> **Short task**:
Can you write out all of the material below, word for word?

§

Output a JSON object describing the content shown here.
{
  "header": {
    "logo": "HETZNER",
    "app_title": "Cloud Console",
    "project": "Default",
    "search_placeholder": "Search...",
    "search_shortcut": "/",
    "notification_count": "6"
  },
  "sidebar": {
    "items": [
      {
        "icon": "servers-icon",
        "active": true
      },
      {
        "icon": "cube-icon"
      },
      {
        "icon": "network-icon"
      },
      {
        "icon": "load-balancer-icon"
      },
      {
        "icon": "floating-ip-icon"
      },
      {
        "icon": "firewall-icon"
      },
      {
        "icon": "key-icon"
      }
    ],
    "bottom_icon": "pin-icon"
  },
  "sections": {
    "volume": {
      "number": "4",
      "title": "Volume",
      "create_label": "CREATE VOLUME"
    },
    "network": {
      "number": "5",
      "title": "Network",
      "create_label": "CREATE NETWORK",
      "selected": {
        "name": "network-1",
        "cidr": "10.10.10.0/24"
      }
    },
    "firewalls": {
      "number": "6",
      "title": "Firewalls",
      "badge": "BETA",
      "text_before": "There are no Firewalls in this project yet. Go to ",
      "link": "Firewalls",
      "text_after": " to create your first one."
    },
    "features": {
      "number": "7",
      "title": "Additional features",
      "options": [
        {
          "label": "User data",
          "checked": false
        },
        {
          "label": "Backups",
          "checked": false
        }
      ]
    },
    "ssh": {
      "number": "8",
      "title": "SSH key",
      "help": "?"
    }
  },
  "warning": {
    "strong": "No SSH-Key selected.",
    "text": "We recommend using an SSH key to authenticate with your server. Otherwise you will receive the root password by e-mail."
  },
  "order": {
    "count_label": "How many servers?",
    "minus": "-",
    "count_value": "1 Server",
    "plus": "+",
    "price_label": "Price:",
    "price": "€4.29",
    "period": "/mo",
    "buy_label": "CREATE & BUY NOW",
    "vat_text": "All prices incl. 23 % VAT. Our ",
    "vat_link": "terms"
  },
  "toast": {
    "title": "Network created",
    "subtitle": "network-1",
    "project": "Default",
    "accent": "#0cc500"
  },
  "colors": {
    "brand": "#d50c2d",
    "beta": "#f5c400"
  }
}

§

> **Finished task**:
Output a JSON object describing the content shown here.
{
  "header": {
    "logo": "HETZNER",
    "app_title": "Cloud Console",
    "project": "Default",
    "search_placeholder": "Search...",
    "search_shortcut": "/",
    "notification_count": "6"
  },
  "sidebar": {
    "items": [
      {
        "icon": "servers-icon",
        "active": true
      },
      {
        "icon": "cube-icon"
      },
      {
        "icon": "network-icon"
      },
      {
        "icon": "load-balancer-icon"
      },
      {
        "icon": "floating-ip-icon"
      },
      {
        "icon": "firewall-icon"
      },
      {
        "icon": "key-icon"
      }
    ],
    "bottom_icon": "pin-icon"
  },
  "sections": {
    "volume": {
      "number": "4",
      "title": "Volume",
      "create_label": "CREATE VOLUME"
    },
    "network": {
      "number": "5",
      "title": "Network",
      "create_label": "CREATE NETWORK",
      "selected": {
        "name": "network-1",
        "cidr": "10.10.10.0/24"
      }
    },
    "firewalls": {
      "number": "6",
      "title": "Firewalls",
      "badge": "BETA",
      "text_before": "There are no Firewalls in this project yet. Go to ",
      "link": "Firewalls",
      "text_after": " to create your first one."
    },
    "features": {
      "number": "7",
      "title": "Additional features",
      "options": [
        {
          "label": "User data",
          "checked": false
        },
        {
          "label": "Backups",
          "checked": false
        }
      ]
    },
    "ssh": {
      "number": "8",
      "title": "SSH key",
      "help": "?"
    }
  },
  "warning": {
    "strong": "No SSH-Key selected.",
    "text": "We recommend using an SSH key to authenticate with your server. Otherwise you will receive the root password by e-mail."
  },
  "order": {
    "count_label": "How many servers?",
    "minus": "-",
    "count_value": "1 Server",
    "plus": "+",
    "price_label": "Price:",
    "price": "€4.29",
    "period": "/mo",
    "buy_label": "CREATE & BUY NOW",
    "vat_text": "All prices incl. 23 % VAT. Our ",
    "vat_link": "terms"
  },
  "toast": {
    "title": "Network created",
    "subtitle": "network-1",
    "project": "Default",
    "accent": "#0cc500"
  },
  "colors": {
    "brand": "#d50c2d",
    "beta": "#f5c400"
  }
}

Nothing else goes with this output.